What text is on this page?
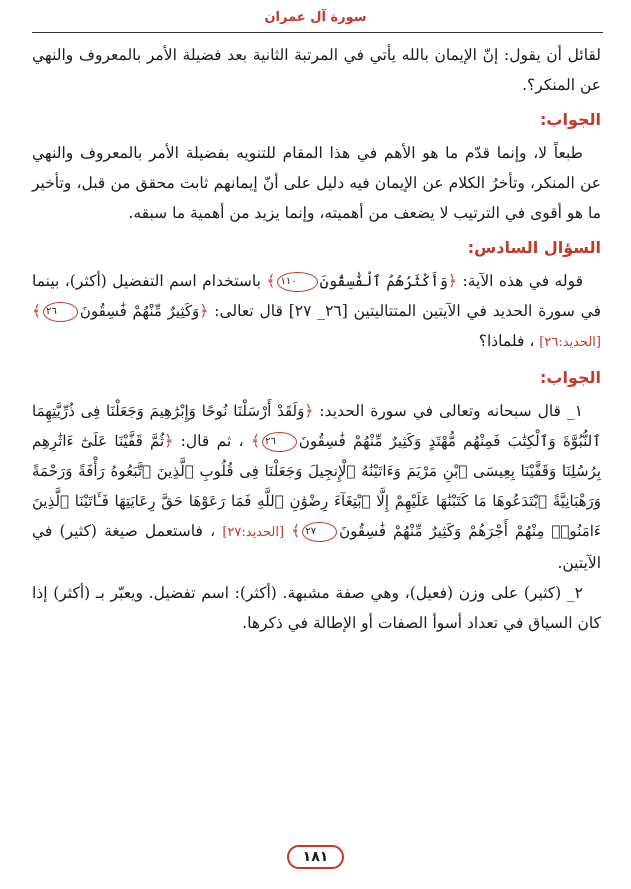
سورة آل عمران

لقائل أن يقول: إنّ الإيمان بالله يأتي في المرتبة الثانية بعد فضيلة الأمر بالمعروف والنهي عن المنكر؟.

الجواب:

طبعاً لا، وإنما قدّم ما هو الأهم في هذا المقام للتنويه بفضيلة الأمر بالمعروف والنهي عن المنكر، وتأخرُ الكلام عن الإيمان فيه دليل على أنّ إيمانهم ثابت محقق من قبل، وتأخير ما هو أقوى في الترتيب لا يضعف من أهميته، وإنما يزيد من أهمية ما سبقه.

السؤال السادس:

قوله في هذه الآية: ﴿وَأَكْثَرُهُمُ ٱلْفَٰسِقُونَ١١٠﴾ باستخدام اسم التفضيل (أكثر)، بينما في سورة الحديد في الآيتين المتتاليتين [٢٦_ ٢٧] قال تعالى: ﴿وَكَثِيرٌ مِّنْهُمْ فَٰسِقُونَ٢٦﴾ [الحديد:٢٦] ، فلماذا؟

الجواب:

١_ قال سبحانه وتعالى في سورة الحديد: ﴿وَلَقَدْ أَرْسَلْنَا نُوحًا وَإِبْرَٰهِيمَ وَجَعَلْنَا فِى ذُرِّيَّتِهِمَا ٱلنُّبُوَّةَ وَٱلْكِتَٰبَ فَمِنْهُم مُّهْتَدٍ وَكَثِيرٌ مِّنْهُمْ فَٰسِقُونَ٢٦﴾ ، ثم قال: ﴿ثُمَّ قَفَّيْنَا عَلَىٰٓ ءَاثَٰرِهِم بِرُسُلِنَا وَقَفَّيْنَا بِعِيسَى ٱبْنِ مَرْيَمَ وَءَاتَيْنَٰهُ ٱلْإِنجِيلَ وَجَعَلْنَا فِى قُلُوبِ ٱلَّذِينَ ٱتَّبَعُوهُ رَأْفَةً وَرَحْمَةً وَرَهْبَانِيَّةً ٱبْتَدَعُوهَا مَا كَتَبْنَٰهَا عَلَيْهِمْ إِلَّا ٱبْتِغَآءَ رِضْوَٰنِ ٱللَّهِ فَمَا رَعَوْهَا حَقَّ رِعَايَتِهَا فَـَٔاتَيْنَا ٱلَّذِينَ ءَامَنُوا۟ مِنْهُمْ أَجْرَهُمْ وَكَثِيرٌ مِّنْهُمْ فَٰسِقُونَ٢٧﴾ [الحديد:٢٧] ، فاستعمل صيغة (كثير) في الآيتين.

٢_ (كثير) على وزن (فعيل)، وهي صفة مشبهة. (أكثر): اسم تفضيل. ويعبّر بـ (أكثر) إذا كان السياق في تعداد أسوأ الصفات أو الإطالة في ذكرها.

١٨١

> [SHORT TASK]:
Indicate how many lines of the material include the word "والنهي"; the number alone is required.

> [PROBLEM SOLUTION]:
2